*Provided material:*
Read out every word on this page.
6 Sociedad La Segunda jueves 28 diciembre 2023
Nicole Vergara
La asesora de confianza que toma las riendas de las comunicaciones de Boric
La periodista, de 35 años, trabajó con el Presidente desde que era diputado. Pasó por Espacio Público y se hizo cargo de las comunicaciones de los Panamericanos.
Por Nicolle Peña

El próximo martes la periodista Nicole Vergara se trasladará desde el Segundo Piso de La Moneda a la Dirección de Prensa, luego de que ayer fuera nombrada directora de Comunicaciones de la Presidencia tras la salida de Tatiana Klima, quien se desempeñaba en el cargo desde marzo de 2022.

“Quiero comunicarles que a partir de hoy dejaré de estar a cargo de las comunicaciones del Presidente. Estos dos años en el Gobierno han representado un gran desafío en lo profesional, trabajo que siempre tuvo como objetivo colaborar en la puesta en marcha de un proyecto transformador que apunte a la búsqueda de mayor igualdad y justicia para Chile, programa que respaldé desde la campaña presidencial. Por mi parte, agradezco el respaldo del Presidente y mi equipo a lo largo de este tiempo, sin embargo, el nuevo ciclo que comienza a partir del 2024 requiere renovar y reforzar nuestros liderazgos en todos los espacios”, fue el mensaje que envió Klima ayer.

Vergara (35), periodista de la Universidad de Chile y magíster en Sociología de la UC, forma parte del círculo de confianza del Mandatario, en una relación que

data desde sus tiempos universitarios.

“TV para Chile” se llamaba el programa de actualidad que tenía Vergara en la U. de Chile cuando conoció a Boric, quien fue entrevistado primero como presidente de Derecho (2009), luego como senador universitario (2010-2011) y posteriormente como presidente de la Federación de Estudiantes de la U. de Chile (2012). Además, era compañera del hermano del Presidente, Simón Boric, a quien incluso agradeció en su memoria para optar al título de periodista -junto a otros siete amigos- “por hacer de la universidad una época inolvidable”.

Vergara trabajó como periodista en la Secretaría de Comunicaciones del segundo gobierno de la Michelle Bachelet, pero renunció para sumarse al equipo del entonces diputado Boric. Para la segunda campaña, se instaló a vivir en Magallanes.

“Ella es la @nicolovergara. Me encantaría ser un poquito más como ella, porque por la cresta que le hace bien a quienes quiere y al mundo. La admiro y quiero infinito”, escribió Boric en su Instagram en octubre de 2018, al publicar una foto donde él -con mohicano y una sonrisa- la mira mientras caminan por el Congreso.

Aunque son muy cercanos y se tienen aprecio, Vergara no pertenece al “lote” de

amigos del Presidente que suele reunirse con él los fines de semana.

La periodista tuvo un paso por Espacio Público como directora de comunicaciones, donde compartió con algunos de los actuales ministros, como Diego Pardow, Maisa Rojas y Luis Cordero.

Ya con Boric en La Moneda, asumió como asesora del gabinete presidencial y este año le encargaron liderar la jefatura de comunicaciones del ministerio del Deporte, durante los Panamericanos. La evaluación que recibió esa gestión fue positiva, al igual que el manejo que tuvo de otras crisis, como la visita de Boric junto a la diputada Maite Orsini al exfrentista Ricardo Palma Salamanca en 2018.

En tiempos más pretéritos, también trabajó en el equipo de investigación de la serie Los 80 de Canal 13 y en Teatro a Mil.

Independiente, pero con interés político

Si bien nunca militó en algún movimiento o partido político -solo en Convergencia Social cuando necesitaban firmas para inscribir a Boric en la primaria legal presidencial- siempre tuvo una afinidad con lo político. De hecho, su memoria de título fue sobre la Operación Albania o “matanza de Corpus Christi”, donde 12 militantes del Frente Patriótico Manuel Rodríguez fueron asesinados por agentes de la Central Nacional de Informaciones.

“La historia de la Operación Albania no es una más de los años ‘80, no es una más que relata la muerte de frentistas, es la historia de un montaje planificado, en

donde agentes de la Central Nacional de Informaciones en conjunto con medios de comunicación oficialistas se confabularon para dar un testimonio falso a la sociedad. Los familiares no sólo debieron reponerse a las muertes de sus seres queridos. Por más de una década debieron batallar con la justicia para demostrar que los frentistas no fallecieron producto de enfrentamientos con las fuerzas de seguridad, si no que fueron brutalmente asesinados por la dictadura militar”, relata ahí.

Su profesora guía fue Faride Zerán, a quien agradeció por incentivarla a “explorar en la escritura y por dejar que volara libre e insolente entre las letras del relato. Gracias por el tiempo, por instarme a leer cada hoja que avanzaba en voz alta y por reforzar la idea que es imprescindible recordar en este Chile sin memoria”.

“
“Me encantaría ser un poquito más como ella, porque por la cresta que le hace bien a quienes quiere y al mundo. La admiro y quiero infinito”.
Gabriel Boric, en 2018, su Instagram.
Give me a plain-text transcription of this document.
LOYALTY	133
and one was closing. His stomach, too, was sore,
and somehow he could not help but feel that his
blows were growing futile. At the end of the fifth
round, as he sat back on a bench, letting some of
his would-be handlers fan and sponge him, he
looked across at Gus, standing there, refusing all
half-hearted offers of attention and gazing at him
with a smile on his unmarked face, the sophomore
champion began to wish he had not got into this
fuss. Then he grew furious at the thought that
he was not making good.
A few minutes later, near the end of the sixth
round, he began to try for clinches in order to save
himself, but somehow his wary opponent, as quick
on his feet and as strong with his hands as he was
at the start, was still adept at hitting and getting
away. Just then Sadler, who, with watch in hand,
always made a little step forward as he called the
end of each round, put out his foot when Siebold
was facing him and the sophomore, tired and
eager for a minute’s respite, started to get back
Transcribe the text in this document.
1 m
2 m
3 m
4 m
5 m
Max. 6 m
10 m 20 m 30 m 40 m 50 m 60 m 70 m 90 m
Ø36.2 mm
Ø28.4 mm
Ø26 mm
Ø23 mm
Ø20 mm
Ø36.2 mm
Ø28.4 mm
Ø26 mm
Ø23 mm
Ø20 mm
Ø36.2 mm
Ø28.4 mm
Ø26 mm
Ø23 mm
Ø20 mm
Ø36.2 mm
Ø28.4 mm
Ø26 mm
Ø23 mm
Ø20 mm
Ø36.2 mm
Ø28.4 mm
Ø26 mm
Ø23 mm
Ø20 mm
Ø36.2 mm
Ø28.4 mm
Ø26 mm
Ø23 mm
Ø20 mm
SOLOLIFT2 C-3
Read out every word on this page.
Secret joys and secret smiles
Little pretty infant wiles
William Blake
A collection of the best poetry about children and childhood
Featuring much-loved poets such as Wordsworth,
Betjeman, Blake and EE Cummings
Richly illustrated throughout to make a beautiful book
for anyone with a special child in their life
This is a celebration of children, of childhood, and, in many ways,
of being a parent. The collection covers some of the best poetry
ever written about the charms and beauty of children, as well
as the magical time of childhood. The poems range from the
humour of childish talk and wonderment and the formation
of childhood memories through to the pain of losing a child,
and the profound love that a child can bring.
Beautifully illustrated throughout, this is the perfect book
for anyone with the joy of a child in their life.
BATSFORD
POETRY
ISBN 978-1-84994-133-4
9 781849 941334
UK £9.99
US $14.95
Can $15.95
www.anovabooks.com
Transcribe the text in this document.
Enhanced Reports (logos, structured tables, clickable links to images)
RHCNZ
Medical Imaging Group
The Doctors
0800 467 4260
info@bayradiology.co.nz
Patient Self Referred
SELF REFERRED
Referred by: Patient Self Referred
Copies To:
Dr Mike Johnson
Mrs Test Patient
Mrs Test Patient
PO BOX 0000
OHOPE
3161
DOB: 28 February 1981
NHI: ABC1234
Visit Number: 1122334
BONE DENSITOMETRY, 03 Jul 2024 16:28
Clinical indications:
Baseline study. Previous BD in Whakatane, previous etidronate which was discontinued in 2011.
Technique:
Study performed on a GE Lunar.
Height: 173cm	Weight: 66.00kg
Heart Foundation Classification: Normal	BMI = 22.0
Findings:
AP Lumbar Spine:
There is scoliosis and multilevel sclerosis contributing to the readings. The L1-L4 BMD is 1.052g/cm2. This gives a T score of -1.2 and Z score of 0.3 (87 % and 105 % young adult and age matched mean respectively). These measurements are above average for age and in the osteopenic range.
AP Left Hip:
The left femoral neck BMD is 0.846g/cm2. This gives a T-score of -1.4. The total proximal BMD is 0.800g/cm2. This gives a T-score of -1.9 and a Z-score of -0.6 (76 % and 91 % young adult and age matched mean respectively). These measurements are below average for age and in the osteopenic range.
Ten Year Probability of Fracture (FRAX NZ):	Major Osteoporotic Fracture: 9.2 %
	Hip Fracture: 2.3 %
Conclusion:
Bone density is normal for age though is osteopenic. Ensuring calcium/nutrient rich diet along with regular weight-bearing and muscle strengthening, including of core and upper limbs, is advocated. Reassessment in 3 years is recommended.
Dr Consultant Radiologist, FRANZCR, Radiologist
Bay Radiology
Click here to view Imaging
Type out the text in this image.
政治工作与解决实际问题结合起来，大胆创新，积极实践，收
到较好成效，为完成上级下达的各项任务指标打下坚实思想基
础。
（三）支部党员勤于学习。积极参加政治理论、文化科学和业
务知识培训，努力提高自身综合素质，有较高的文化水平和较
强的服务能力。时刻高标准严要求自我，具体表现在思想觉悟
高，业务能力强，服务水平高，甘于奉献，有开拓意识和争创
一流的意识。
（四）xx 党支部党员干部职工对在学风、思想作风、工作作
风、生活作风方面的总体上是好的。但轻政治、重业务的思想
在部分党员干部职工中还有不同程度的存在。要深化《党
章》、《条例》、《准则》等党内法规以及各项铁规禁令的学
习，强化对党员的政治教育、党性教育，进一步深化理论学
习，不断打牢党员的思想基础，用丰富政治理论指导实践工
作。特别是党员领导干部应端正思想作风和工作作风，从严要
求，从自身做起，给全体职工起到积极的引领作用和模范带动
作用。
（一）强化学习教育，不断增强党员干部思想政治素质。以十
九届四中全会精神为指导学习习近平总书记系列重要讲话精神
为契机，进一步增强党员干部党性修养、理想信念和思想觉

*Exercise prompt:* Copy all lines from the data that hold the word "throughout".

*The response:*
Richly illustrated throughout to make a beautiful book
Beautifully illustrated throughout, this is the perfect book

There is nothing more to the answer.